The task | Write the entries out again exactly as they stand, but without the pictures.

Stored records
+ + + + + + +
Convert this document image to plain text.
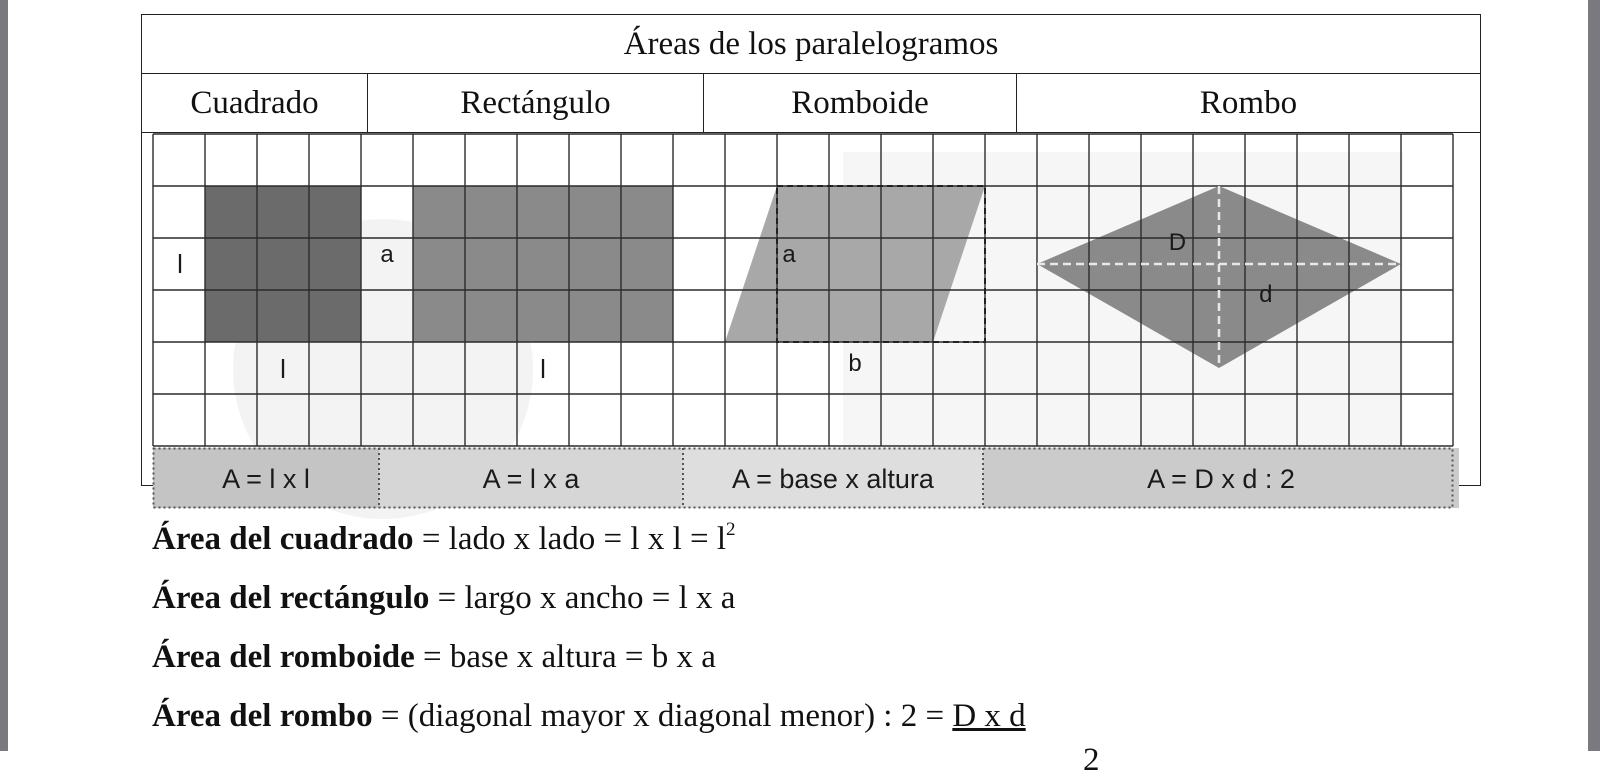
Áreas de los paralelogramos
Cuadrado	Rectángulo	Romboide	Rombo

l
l
a
l
a
b
D
d
A = l x l	A = l x a	A = base x altura	A = D x d : 2
Área del cuadrado = lado x lado = l x $l = l^2$
Área del rectángulo = largo x ancho = l x a
Área del romboide = base x altura = b x a
Área del rombo = (diagonal mayor x diagonal menor) : 2 = D x d
2
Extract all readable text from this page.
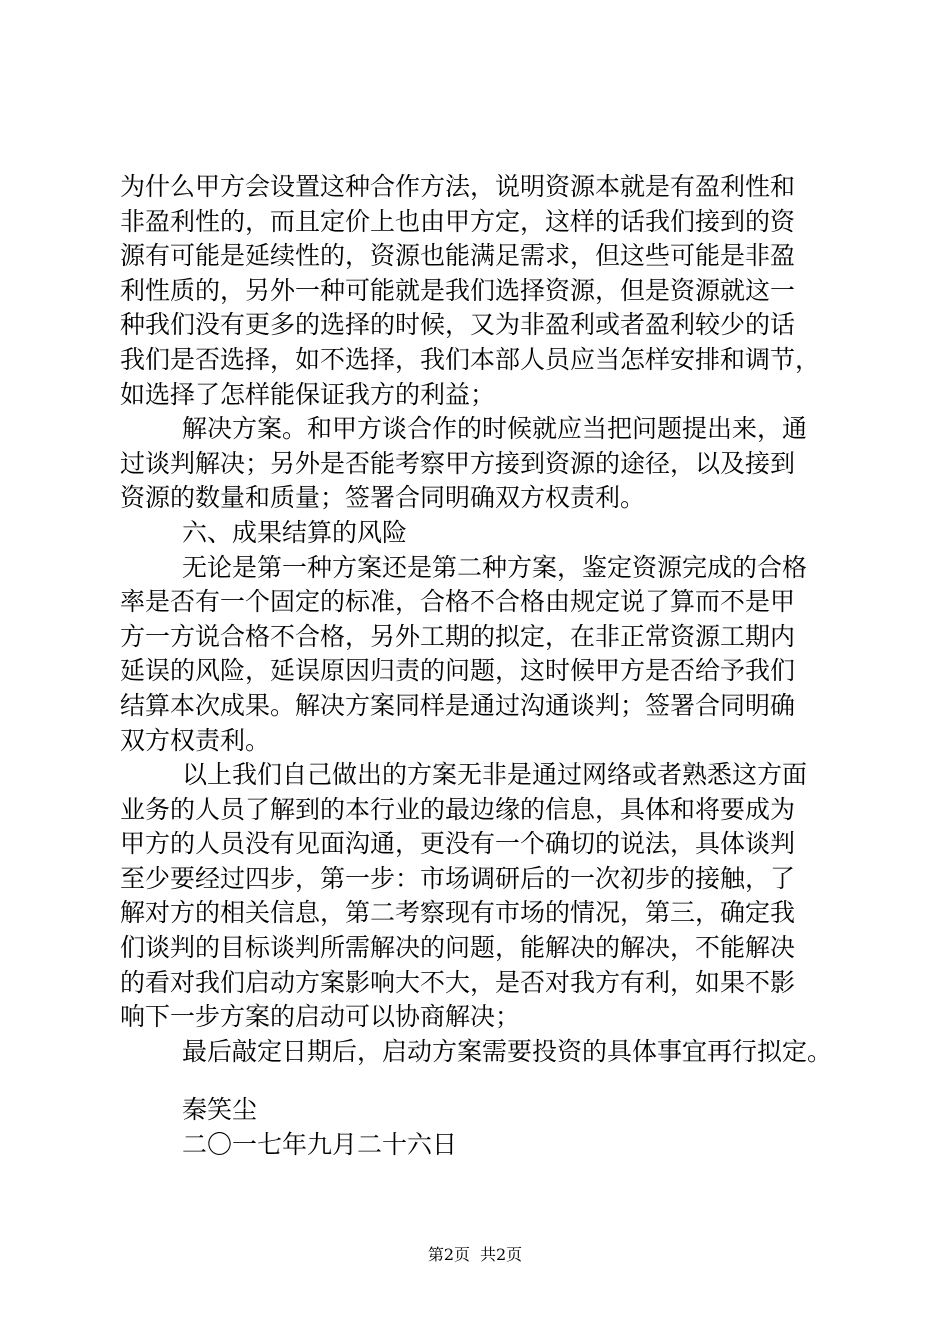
为什么甲方会设置这种合作方法，说明资源本就是有盈利性和
非盈利性的，而且定价上也由甲方定，这样的话我们接到的资
源有可能是延续性的，资源也能满足需求，但这些可能是非盈
利性质的，另外一种可能就是我们选择资源，但是资源就这一
种我们没有更多的选择的时候，又为非盈利或者盈利较少的话
我们是否选择，如不选择，我们本部人员应当怎样安排和调节，
如选择了怎样能保证我方的利益；
解决方案。和甲方谈合作的时候就应当把问题提出来，通
过谈判解决；另外是否能考察甲方接到资源的途径，以及接到
资源的数量和质量；签署合同明确双方权责利。
六、成果结算的风险
无论是第一种方案还是第二种方案，鉴定资源完成的合格
率是否有一个固定的标准，合格不合格由规定说了算而不是甲
方一方说合格不合格，另外工期的拟定，在非正常资源工期内
延误的风险，延误原因归责的问题，这时候甲方是否给予我们
结算本次成果。解决方案同样是通过沟通谈判；签署合同明确
双方权责利。
以上我们自己做出的方案无非是通过网络或者熟悉这方面
业务的人员了解到的本行业的最边缘的信息，具体和将要成为
甲方的人员没有见面沟通，更没有一个确切的说法，具体谈判
至少要经过四步，第一步：市场调研后的一次初步的接触，了
解对方的相关信息，第二考察现有市场的情况，第三，确定我
们谈判的目标谈判所需解决的问题，能解决的解决，不能解决
的看对我们启动方案影响大不大，是否对我方有利，如果不影
响下一步方案的启动可以协商解决；
最后敲定日期后，启动方案需要投资的具体事宜再行拟定。
秦笑尘
二〇一七年九月二十六日
第2页 共2页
+ + + + + + +
The completed task |
Convert this document image to plain text.
Áreas de los paralelogramos
Cuadrado	Rectángulo	Romboide	Rombo

l
l
a
l
a
b
D
d
A = l x l	A = l x a	A = base x altura	A = D x d : 2
Área del cuadrado = lado x lado = l x $l = l^2$
Área del rectángulo = largo x ancho = l x a
Área del romboide = base x altura = b x a
Área del rombo = (diagonal mayor x diagonal menor) : 2 = D x d
2
Extract all readable text from this page.
为什么甲方会设置这种合作方法，说明资源本就是有盈利性和
非盈利性的，而且定价上也由甲方定，这样的话我们接到的资
源有可能是延续性的，资源也能满足需求，但这些可能是非盈
利性质的，另外一种可能就是我们选择资源，但是资源就这一
种我们没有更多的选择的时候，又为非盈利或者盈利较少的话
我们是否选择，如不选择，我们本部人员应当怎样安排和调节，
如选择了怎样能保证我方的利益；
解决方案。和甲方谈合作的时候就应当把问题提出来，通
过谈判解决；另外是否能考察甲方接到资源的途径，以及接到
资源的数量和质量；签署合同明确双方权责利。
六、成果结算的风险
无论是第一种方案还是第二种方案，鉴定资源完成的合格
率是否有一个固定的标准，合格不合格由规定说了算而不是甲
方一方说合格不合格，另外工期的拟定，在非正常资源工期内
延误的风险，延误原因归责的问题，这时候甲方是否给予我们
结算本次成果。解决方案同样是通过沟通谈判；签署合同明确
双方权责利。
以上我们自己做出的方案无非是通过网络或者熟悉这方面
业务的人员了解到的本行业的最边缘的信息，具体和将要成为
甲方的人员没有见面沟通，更没有一个确切的说法，具体谈判
至少要经过四步，第一步：市场调研后的一次初步的接触，了
解对方的相关信息，第二考察现有市场的情况，第三，确定我
们谈判的目标谈判所需解决的问题，能解决的解决，不能解决
的看对我们启动方案影响大不大，是否对我方有利，如果不影
响下一步方案的启动可以协商解决；
最后敲定日期后，启动方案需要投资的具体事宜再行拟定。
秦笑尘
二〇一七年九月二十六日
第2页 共2页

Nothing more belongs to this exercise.